Make an exact copy of all the material below, apart from the pictures.

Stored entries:
####
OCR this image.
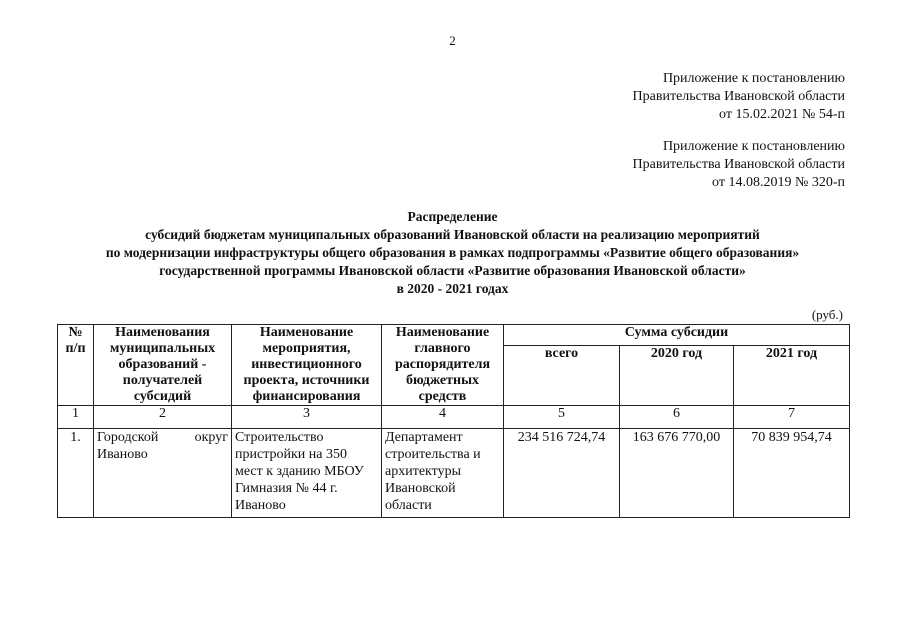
2
Приложение к постановлению
Правительства Ивановской области
от 15.02.2021 № 54-п
Приложение к постановлению
Правительства Ивановской области
от 14.08.2019 № 320-п
Распределение
субсидий бюджетам муниципальных образований Ивановской области на реализацию мероприятий
по модернизации инфраструктуры общего образования в рамках подпрограммы «Развитие общего образования»
государственной программы Ивановской области «Развитие образования Ивановской области»
в 2020 - 2021 годах
(руб.)
№ п/п	Наименования муниципальных образований - получателей субсидий	Наименование мероприятия, инвестиционного проекта, источники финансирования	Наименование главного распорядителя бюджетных средств	Сумма субсидии		
				всего	2020 год	2021 год
1	2	3	4	5	6	7
1.	Городской округ Иваново	Строительство пристройки на 350 мест к зданию МБОУ Гимназия № 44 г. Иваново	Департамент строительства и архитектуры Ивановской области	234 516 724,74	163 676 770,00	70 839 954,74
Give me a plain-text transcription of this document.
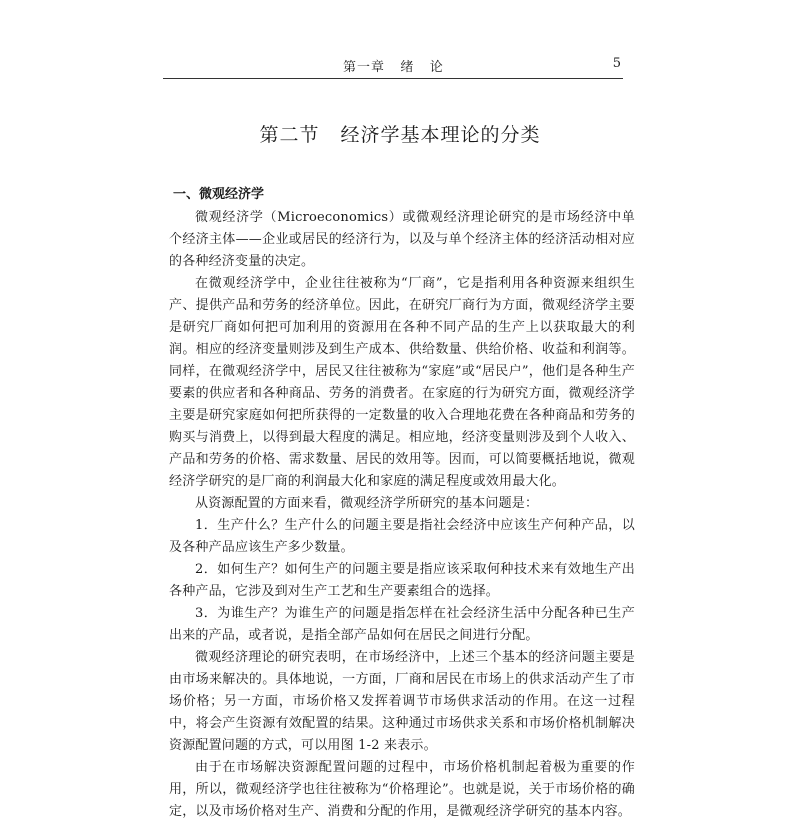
第一章   绪   论	5
第二节   经济学基本理论的分类
一、微观经济学

微观经济学（Microeconomics）或微观经济理论研究的是市场经济中单个经济主体——企业或居民的经济行为，以及与单个经济主体的经济活动相对应的各种经济变量的决定。

在微观经济学中，企业往往被称为“厂商”，它是指利用各种资源来组织生产、提供产品和劳务的经济单位。因此，在研究厂商行为方面，微观经济学主要是研究厂商如何把可加利用的资源用在各种不同产品的生产上以获取最大的利润。相应的经济变量则涉及到生产成本、供给数量、供给价格、收益和利润等。同样，在微观经济学中，居民又往往被称为“家庭”或“居民户”，他们是各种生产要素的供应者和各种商品、劳务的消费者。在家庭的行为研究方面，微观经济学主要是研究家庭如何把所获得的一定数量的收入合理地花费在各种商品和劳务的购买与消费上，以得到最大程度的满足。相应地，经济变量则涉及到个人收入、产品和劳务的价格、需求数量、居民的效用等。因而，可以简要概括地说，微观经济学研究的是厂商的利润最大化和家庭的满足程度或效用最大化。

从资源配置的方面来看，微观经济学所研究的基本问题是：

1．生产什么？生产什么的问题主要是指社会经济中应该生产何种产品，以及各种产品应该生产多少数量。

2．如何生产？如何生产的问题主要是指应该采取何种技术来有效地生产出各种产品，它涉及到对生产工艺和生产要素组合的选择。

3．为谁生产？为谁生产的问题是指怎样在社会经济生活中分配各种已生产出来的产品，或者说，是指全部产品如何在居民之间进行分配。

微观经济理论的研究表明，在市场经济中，上述三个基本的经济问题主要是由市场来解决的。具体地说，一方面，厂商和居民在市场上的供求活动产生了市场价格；另一方面，市场价格又发挥着调节市场供求活动的作用。在这一过程中，将会产生资源有效配置的结果。这种通过市场供求关系和市场价格机制解决资源配置问题的方式，可以用图 1-2 来表示。

由于在市场解决资源配置问题的过程中，市场价格机制起着极为重要的作用，所以，微观经济学也往往被称为“价格理论”。也就是说，关于市场价格的确定，以及市场价格对生产、消费和分配的作用，是微观经济学研究的基本内容。
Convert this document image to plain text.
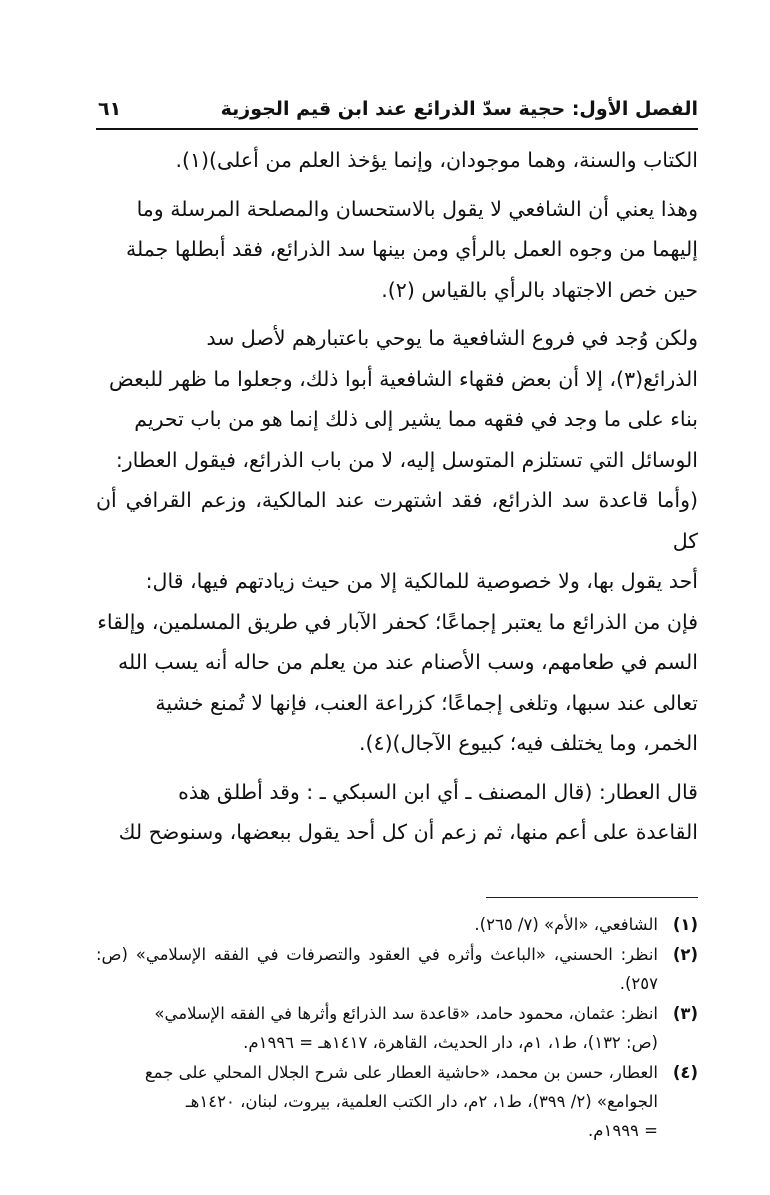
الفصل الأول: حجية سدّ الذرائع عند ابن قيم الجوزية
٦١

الكتاب والسنة، وهما موجودان، وإنما يؤخذ العلم من أعلى)(١).

وهذا يعني أن الشافعي لا يقول بالاستحسان والمصلحة المرسلة وما
إليهما من وجوه العمل بالرأي ومن بينها سد الذرائع، فقد أبطلها جملة
حين خص الاجتهاد بالرأي بالقياس (٢).

ولكن وُجد في فروع الشافعية ما يوحي باعتبارهم لأصل سد
الذرائع(٣)، إلا أن بعض فقهاء الشافعية أبوا ذلك، وجعلوا ما ظهر للبعض
بناء على ما وجد في فقهه مما يشير إلى ذلك إنما هو من باب تحريم
الوسائل التي تستلزم المتوسل إليه، لا من باب الذرائع، فيقول العطار:
(وأما قاعدة سد الذرائع، فقد اشتهرت عند المالكية، وزعم القرافي أن كل
أحد يقول بها، ولا خصوصية للمالكية إلا من حيث زيادتهم فيها، قال:
فإن من الذرائع ما يعتبر إجماعًا؛ كحفر الآبار في طريق المسلمين، وإلقاء
السم في طعامهم، وسب الأصنام عند من يعلم من حاله أنه يسب الله
تعالى عند سبها، وتلغى إجماعًا؛ كزراعة العنب، فإنها لا تُمنع خشية
الخمر، وما يختلف فيه؛ كبيوع الآجال)(٤).

قال العطار: (قال المصنف ـ أي ابن السبكي ـ : وقد أطلق هذه
القاعدة على أعم منها، ثم زعم أن كل أحد يقول ببعضها، وسنوضح لك

(١)
الشافعي، «الأم» (٧/ ٢٦٥).
(٢)
انظر: الحسني، «الباعث وأثره في العقود والتصرفات في الفقه الإسلامي» (ص: ٢٥٧).
(٣)
انظر: عثمان، محمود حامد، «قاعدة سد الذرائع وأثرها في الفقه الإسلامي»
(ص: ١٣٢)، ط١، ١م، دار الحديث، القاهرة، ١٤١٧هـ = ١٩٩٦م.
(٤)
العطار، حسن بن محمد، «حاشية العطار على شرح الجلال المحلي على جمع
الجوامع» (٢/ ٣٩٩)، ط١، ٢م، دار الكتب العلمية، بيروت، لبنان، ١٤٢٠هـ
= ١٩٩٩م.
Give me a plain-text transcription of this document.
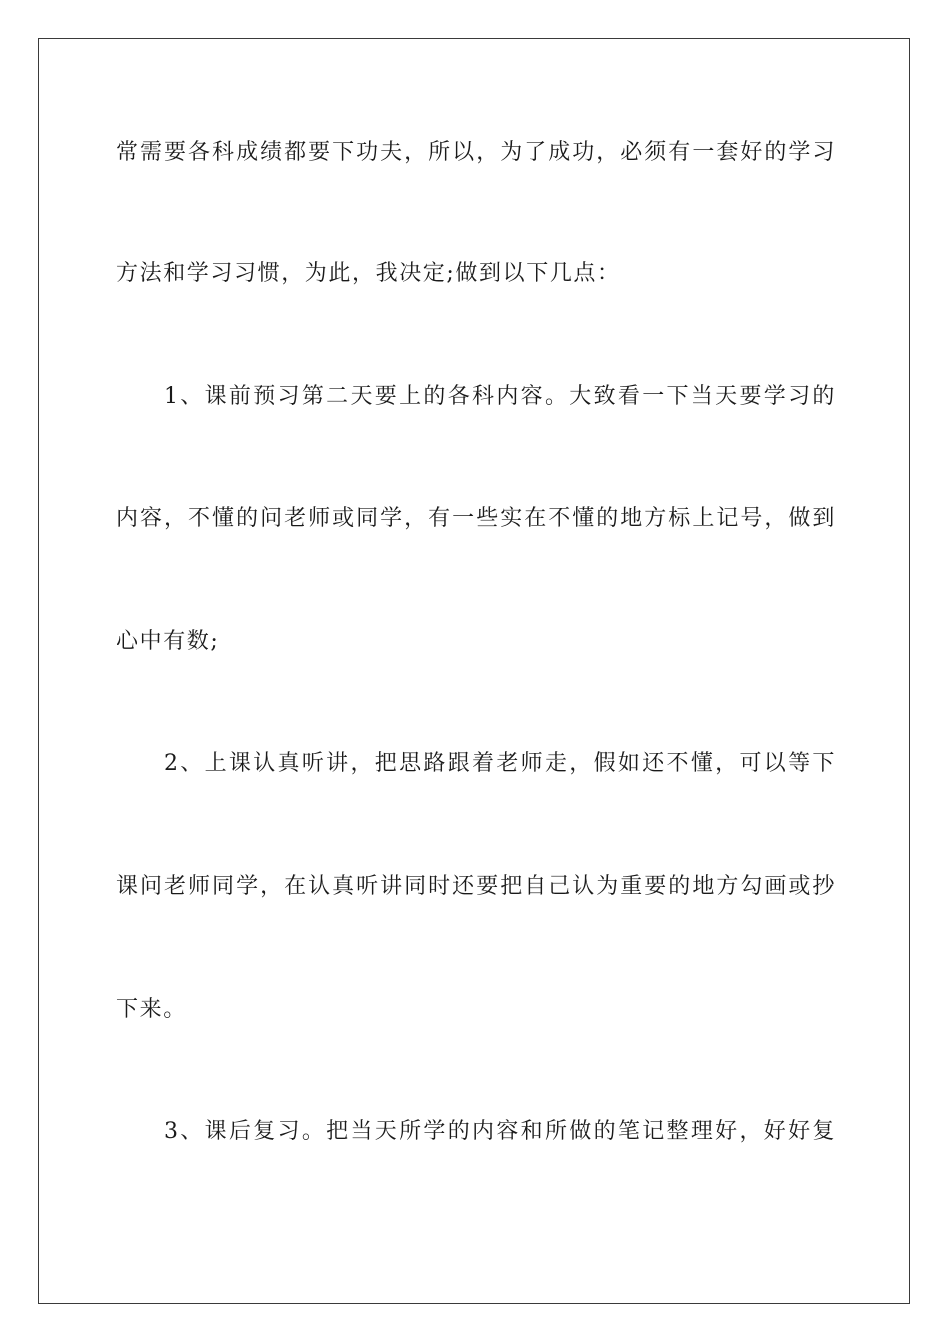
常需要各科成绩都要下功夫，所以，为了成功，必须有一套好的学习
方法和学习习惯，为此，我决定;做到以下几点：
1、课前预习第二天要上的各科内容。大致看一下当天要学习的
内容，不懂的问老师或同学，有一些实在不懂的地方标上记号，做到
心中有数;
2、上课认真听讲，把思路跟着老师走，假如还不懂，可以等下
课问老师同学，在认真听讲同时还要把自己认为重要的地方勾画或抄
下来。
3、课后复习。把当天所学的内容和所做的笔记整理好，好好复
####
◆ **SOLUTION TO THIS EXERCISE**
OCR this image.
2
Приложение к постановлению
Правительства Ивановской области
от 15.02.2021 № 54-п
Приложение к постановлению
Правительства Ивановской области
от 14.08.2019 № 320-п
Распределение
субсидий бюджетам муниципальных образований Ивановской области на реализацию мероприятий
по модернизации инфраструктуры общего образования в рамках подпрограммы «Развитие общего образования»
государственной программы Ивановской области «Развитие образования Ивановской области»
в 2020 - 2021 годах
(руб.)
№ п/п	Наименования муниципальных образований - получателей субсидий	Наименование мероприятия, инвестиционного проекта, источники финансирования	Наименование главного распорядителя бюджетных средств	Сумма субсидии		
				всего	2020 год	2021 год
1	2	3	4	5	6	7
1.	Городской округ Иваново	Строительство пристройки на 350 мест к зданию МБОУ Гимназия № 44 г. Иваново	Департамент строительства и архитектуры Ивановской области	234 516 724,74	163 676 770,00	70 839 954,74
Give me a plain-text transcription of this document.
第一章   绪   论	5
第二节   经济学基本理论的分类
一、微观经济学

微观经济学（Microeconomics）或微观经济理论研究的是市场经济中单个经济主体——企业或居民的经济行为，以及与单个经济主体的经济活动相对应的各种经济变量的决定。

在微观经济学中，企业往往被称为“厂商”，它是指利用各种资源来组织生产、提供产品和劳务的经济单位。因此，在研究厂商行为方面，微观经济学主要是研究厂商如何把可加利用的资源用在各种不同产品的生产上以获取最大的利润。相应的经济变量则涉及到生产成本、供给数量、供给价格、收益和利润等。同样，在微观经济学中，居民又往往被称为“家庭”或“居民户”，他们是各种生产要素的供应者和各种商品、劳务的消费者。在家庭的行为研究方面，微观经济学主要是研究家庭如何把所获得的一定数量的收入合理地花费在各种商品和劳务的购买与消费上，以得到最大程度的满足。相应地，经济变量则涉及到个人收入、产品和劳务的价格、需求数量、居民的效用等。因而，可以简要概括地说，微观经济学研究的是厂商的利润最大化和家庭的满足程度或效用最大化。

从资源配置的方面来看，微观经济学所研究的基本问题是：

1．生产什么？生产什么的问题主要是指社会经济中应该生产何种产品，以及各种产品应该生产多少数量。

2．如何生产？如何生产的问题主要是指应该采取何种技术来有效地生产出各种产品，它涉及到对生产工艺和生产要素组合的选择。

3．为谁生产？为谁生产的问题是指怎样在社会经济生活中分配各种已生产出来的产品，或者说，是指全部产品如何在居民之间进行分配。

微观经济理论的研究表明，在市场经济中，上述三个基本的经济问题主要是由市场来解决的。具体地说，一方面，厂商和居民在市场上的供求活动产生了市场价格；另一方面，市场价格又发挥着调节市场供求活动的作用。在这一过程中，将会产生资源有效配置的结果。这种通过市场供求关系和市场价格机制解决资源配置问题的方式，可以用图 1-2 来表示。

由于在市场解决资源配置问题的过程中，市场价格机制起着极为重要的作用，所以，微观经济学也往往被称为“价格理论”。也就是说，关于市场价格的确定，以及市场价格对生产、消费和分配的作用，是微观经济学研究的基本内容。
Convert this document image to plain text.
الفصل الأول: حجية سدّ الذرائع عند ابن قيم الجوزية
٦١

الكتاب والسنة، وهما موجودان، وإنما يؤخذ العلم من أعلى)(١).

وهذا يعني أن الشافعي لا يقول بالاستحسان والمصلحة المرسلة وما
إليهما من وجوه العمل بالرأي ومن بينها سد الذرائع، فقد أبطلها جملة
حين خص الاجتهاد بالرأي بالقياس (٢).

ولكن وُجد في فروع الشافعية ما يوحي باعتبارهم لأصل سد
الذرائع(٣)، إلا أن بعض فقهاء الشافعية أبوا ذلك، وجعلوا ما ظهر للبعض
بناء على ما وجد في فقهه مما يشير إلى ذلك إنما هو من باب تحريم
الوسائل التي تستلزم المتوسل إليه، لا من باب الذرائع، فيقول العطار:
(وأما قاعدة سد الذرائع، فقد اشتهرت عند المالكية، وزعم القرافي أن كل
أحد يقول بها، ولا خصوصية للمالكية إلا من حيث زيادتهم فيها، قال:
فإن من الذرائع ما يعتبر إجماعًا؛ كحفر الآبار في طريق المسلمين، وإلقاء
السم في طعامهم، وسب الأصنام عند من يعلم من حاله أنه يسب الله
تعالى عند سبها، وتلغى إجماعًا؛ كزراعة العنب، فإنها لا تُمنع خشية
الخمر، وما يختلف فيه؛ كبيوع الآجال)(٤).

قال العطار: (قال المصنف ـ أي ابن السبكي ـ : وقد أطلق هذه
القاعدة على أعم منها، ثم زعم أن كل أحد يقول ببعضها، وسنوضح لك

(١)
الشافعي، «الأم» (٧/ ٢٦٥).
(٢)
انظر: الحسني، «الباعث وأثره في العقود والتصرفات في الفقه الإسلامي» (ص: ٢٥٧).
(٣)
انظر: عثمان، محمود حامد، «قاعدة سد الذرائع وأثرها في الفقه الإسلامي»
(ص: ١٣٢)، ط١، ١م، دار الحديث، القاهرة، ١٤١٧هـ = ١٩٩٦م.
(٤)
العطار، حسن بن محمد، «حاشية العطار على شرح الجلال المحلي على جمع
الجوامع» (٢/ ٣٩٩)، ط١، ٢م، دار الكتب العلمية، بيروت، لبنان، ١٤٢٠هـ
= ١٩٩٩م.
Give me a plain-text transcription of this document.
常需要各科成绩都要下功夫，所以，为了成功，必须有一套好的学习
方法和学习习惯，为此，我决定;做到以下几点：
1、课前预习第二天要上的各科内容。大致看一下当天要学习的
内容，不懂的问老师或同学，有一些实在不懂的地方标上记号，做到
心中有数;
2、上课认真听讲，把思路跟着老师走，假如还不懂，可以等下
课问老师同学，在认真听讲同时还要把自己认为重要的地方勾画或抄
下来。
3、课后复习。把当天所学的内容和所做的笔记整理好，好好复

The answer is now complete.